▶ [What is needed]
Exact reproduction of the data is required, with images excluded.

▶ [Supplied data]
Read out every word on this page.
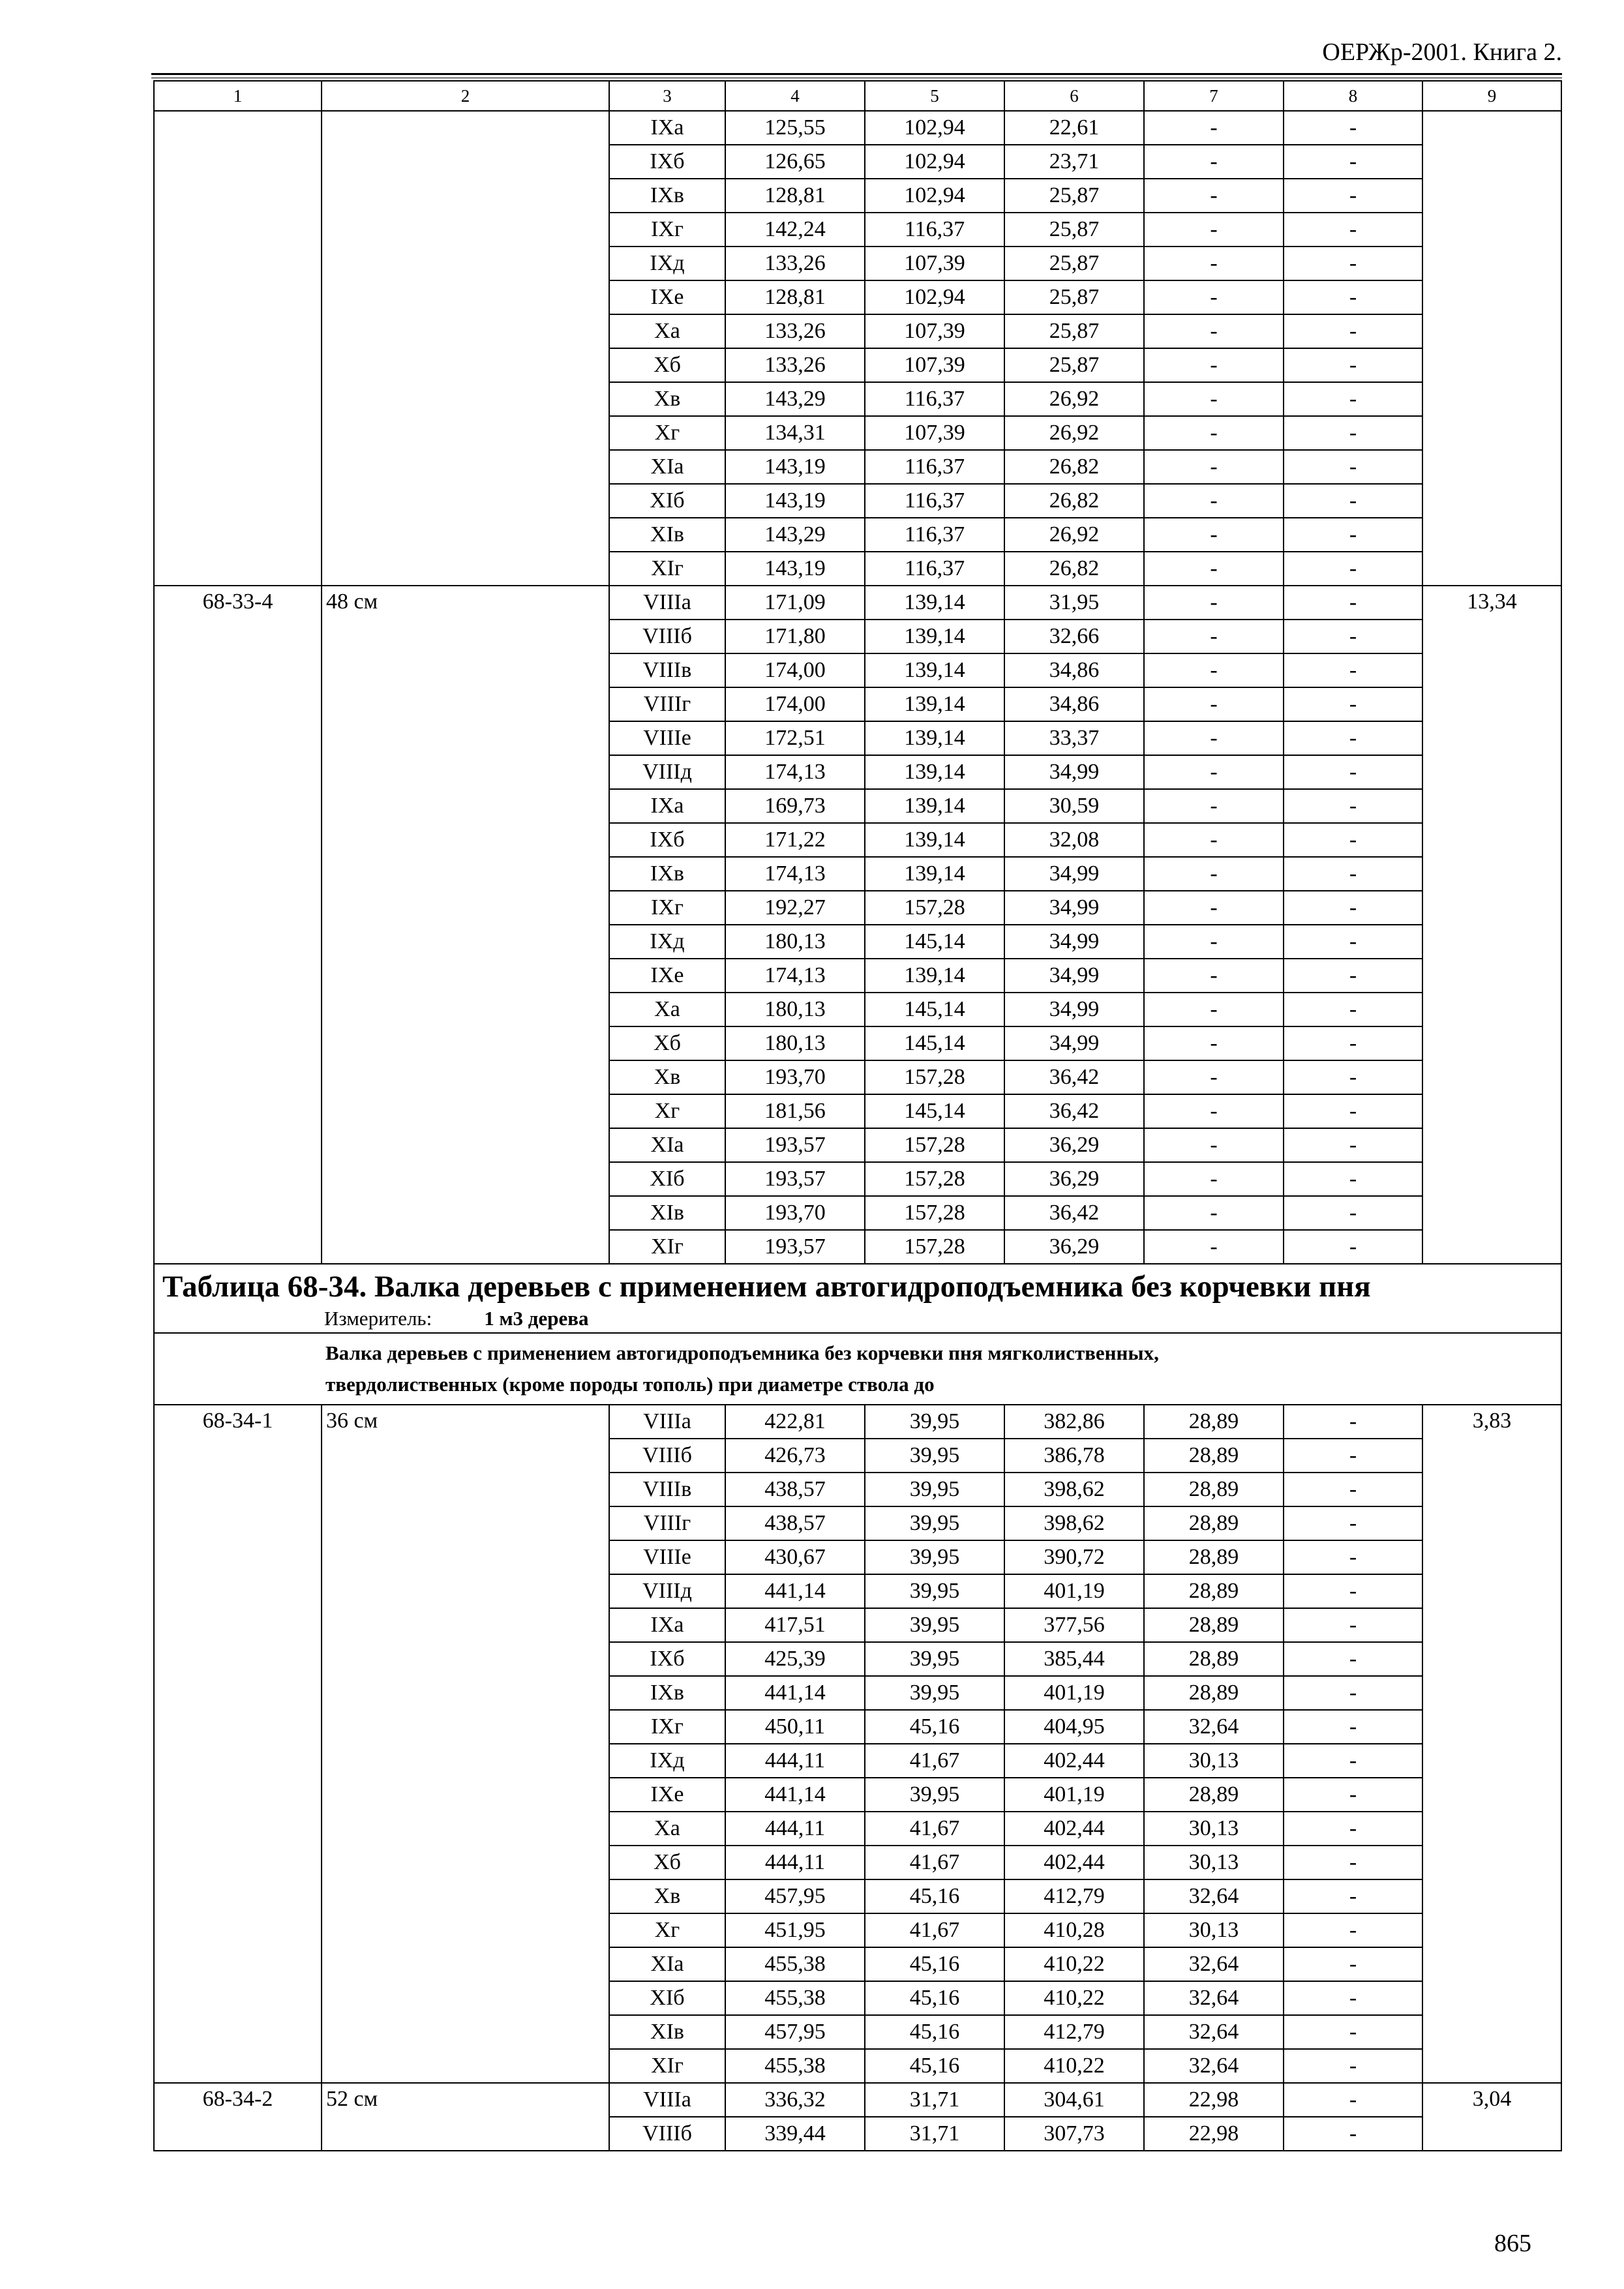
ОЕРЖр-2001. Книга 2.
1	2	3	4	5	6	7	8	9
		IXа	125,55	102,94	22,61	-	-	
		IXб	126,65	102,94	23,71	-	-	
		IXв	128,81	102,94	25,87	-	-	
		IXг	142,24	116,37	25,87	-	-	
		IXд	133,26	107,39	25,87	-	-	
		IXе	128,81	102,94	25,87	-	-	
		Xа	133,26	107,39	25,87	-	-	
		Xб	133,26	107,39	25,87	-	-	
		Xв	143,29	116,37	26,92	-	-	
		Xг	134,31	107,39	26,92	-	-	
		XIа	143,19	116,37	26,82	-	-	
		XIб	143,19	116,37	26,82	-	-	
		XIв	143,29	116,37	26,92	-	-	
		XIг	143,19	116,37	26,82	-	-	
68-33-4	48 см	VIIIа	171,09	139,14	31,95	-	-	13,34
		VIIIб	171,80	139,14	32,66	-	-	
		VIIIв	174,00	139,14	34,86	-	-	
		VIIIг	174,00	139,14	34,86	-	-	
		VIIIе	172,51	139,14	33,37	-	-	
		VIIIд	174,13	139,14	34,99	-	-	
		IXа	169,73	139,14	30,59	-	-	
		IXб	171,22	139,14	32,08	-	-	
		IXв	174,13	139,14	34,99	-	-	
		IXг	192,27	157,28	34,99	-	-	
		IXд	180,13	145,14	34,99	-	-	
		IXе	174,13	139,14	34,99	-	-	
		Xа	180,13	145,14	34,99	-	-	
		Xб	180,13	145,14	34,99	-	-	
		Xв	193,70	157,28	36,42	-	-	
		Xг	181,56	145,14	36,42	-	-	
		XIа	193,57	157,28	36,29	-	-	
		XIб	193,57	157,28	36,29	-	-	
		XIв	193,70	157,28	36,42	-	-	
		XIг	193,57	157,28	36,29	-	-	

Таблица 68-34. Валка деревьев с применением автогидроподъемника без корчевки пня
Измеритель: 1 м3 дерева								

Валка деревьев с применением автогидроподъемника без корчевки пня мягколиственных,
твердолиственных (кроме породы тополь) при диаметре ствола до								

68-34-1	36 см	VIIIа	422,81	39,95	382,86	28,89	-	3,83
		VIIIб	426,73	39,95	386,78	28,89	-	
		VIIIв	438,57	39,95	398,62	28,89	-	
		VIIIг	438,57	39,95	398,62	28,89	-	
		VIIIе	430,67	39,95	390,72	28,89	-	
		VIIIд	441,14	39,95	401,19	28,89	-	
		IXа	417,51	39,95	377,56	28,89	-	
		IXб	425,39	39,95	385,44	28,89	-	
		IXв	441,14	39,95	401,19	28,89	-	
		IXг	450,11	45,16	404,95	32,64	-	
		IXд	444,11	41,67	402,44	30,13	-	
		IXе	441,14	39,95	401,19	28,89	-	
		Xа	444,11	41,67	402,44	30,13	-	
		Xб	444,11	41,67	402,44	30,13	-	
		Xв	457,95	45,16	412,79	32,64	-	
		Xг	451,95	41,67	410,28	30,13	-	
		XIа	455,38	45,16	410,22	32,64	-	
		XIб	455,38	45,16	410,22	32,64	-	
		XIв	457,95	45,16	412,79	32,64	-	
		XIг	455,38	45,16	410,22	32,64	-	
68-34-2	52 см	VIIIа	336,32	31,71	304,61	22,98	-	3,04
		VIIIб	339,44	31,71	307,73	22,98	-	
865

▶ [Exercise response]
Read out every word on this page.
ОЕРЖр-2001. Книга 2.
1	2	3	4	5	6	7	8	9
		IXа	125,55	102,94	22,61	-	-	
		IXб	126,65	102,94	23,71	-	-	
		IXв	128,81	102,94	25,87	-	-	
		IXг	142,24	116,37	25,87	-	-	
		IXд	133,26	107,39	25,87	-	-	
		IXе	128,81	102,94	25,87	-	-	
		Xа	133,26	107,39	25,87	-	-	
		Xб	133,26	107,39	25,87	-	-	
		Xв	143,29	116,37	26,92	-	-	
		Xг	134,31	107,39	26,92	-	-	
		XIа	143,19	116,37	26,82	-	-	
		XIб	143,19	116,37	26,82	-	-	
		XIв	143,29	116,37	26,92	-	-	
		XIг	143,19	116,37	26,82	-	-	
68-33-4	48 см	VIIIа	171,09	139,14	31,95	-	-	13,34
		VIIIб	171,80	139,14	32,66	-	-	
		VIIIв	174,00	139,14	34,86	-	-	
		VIIIг	174,00	139,14	34,86	-	-	
		VIIIе	172,51	139,14	33,37	-	-	
		VIIIд	174,13	139,14	34,99	-	-	
		IXа	169,73	139,14	30,59	-	-	
		IXб	171,22	139,14	32,08	-	-	
		IXв	174,13	139,14	34,99	-	-	
		IXг	192,27	157,28	34,99	-	-	
		IXд	180,13	145,14	34,99	-	-	
		IXе	174,13	139,14	34,99	-	-	
		Xа	180,13	145,14	34,99	-	-	
		Xб	180,13	145,14	34,99	-	-	
		Xв	193,70	157,28	36,42	-	-	
		Xг	181,56	145,14	36,42	-	-	
		XIа	193,57	157,28	36,29	-	-	
		XIб	193,57	157,28	36,29	-	-	
		XIв	193,70	157,28	36,42	-	-	
		XIг	193,57	157,28	36,29	-	-	

Таблица 68-34. Валка деревьев с применением автогидроподъемника без корчевки пня
Измеритель: 1 м3 дерева								

Валка деревьев с применением автогидроподъемника без корчевки пня мягколиственных,
твердолиственных (кроме породы тополь) при диаметре ствола до								

68-34-1	36 см	VIIIа	422,81	39,95	382,86	28,89	-	3,83
		VIIIб	426,73	39,95	386,78	28,89	-	
		VIIIв	438,57	39,95	398,62	28,89	-	
		VIIIг	438,57	39,95	398,62	28,89	-	
		VIIIе	430,67	39,95	390,72	28,89	-	
		VIIIд	441,14	39,95	401,19	28,89	-	
		IXа	417,51	39,95	377,56	28,89	-	
		IXб	425,39	39,95	385,44	28,89	-	
		IXв	441,14	39,95	401,19	28,89	-	
		IXг	450,11	45,16	404,95	32,64	-	
		IXд	444,11	41,67	402,44	30,13	-	
		IXе	441,14	39,95	401,19	28,89	-	
		Xа	444,11	41,67	402,44	30,13	-	
		Xб	444,11	41,67	402,44	30,13	-	
		Xв	457,95	45,16	412,79	32,64	-	
		Xг	451,95	41,67	410,28	30,13	-	
		XIа	455,38	45,16	410,22	32,64	-	
		XIб	455,38	45,16	410,22	32,64	-	
		XIв	457,95	45,16	412,79	32,64	-	
		XIг	455,38	45,16	410,22	32,64	-	
68-34-2	52 см	VIIIа	336,32	31,71	304,61	22,98	-	3,04
		VIIIб	339,44	31,71	307,73	22,98	-	
865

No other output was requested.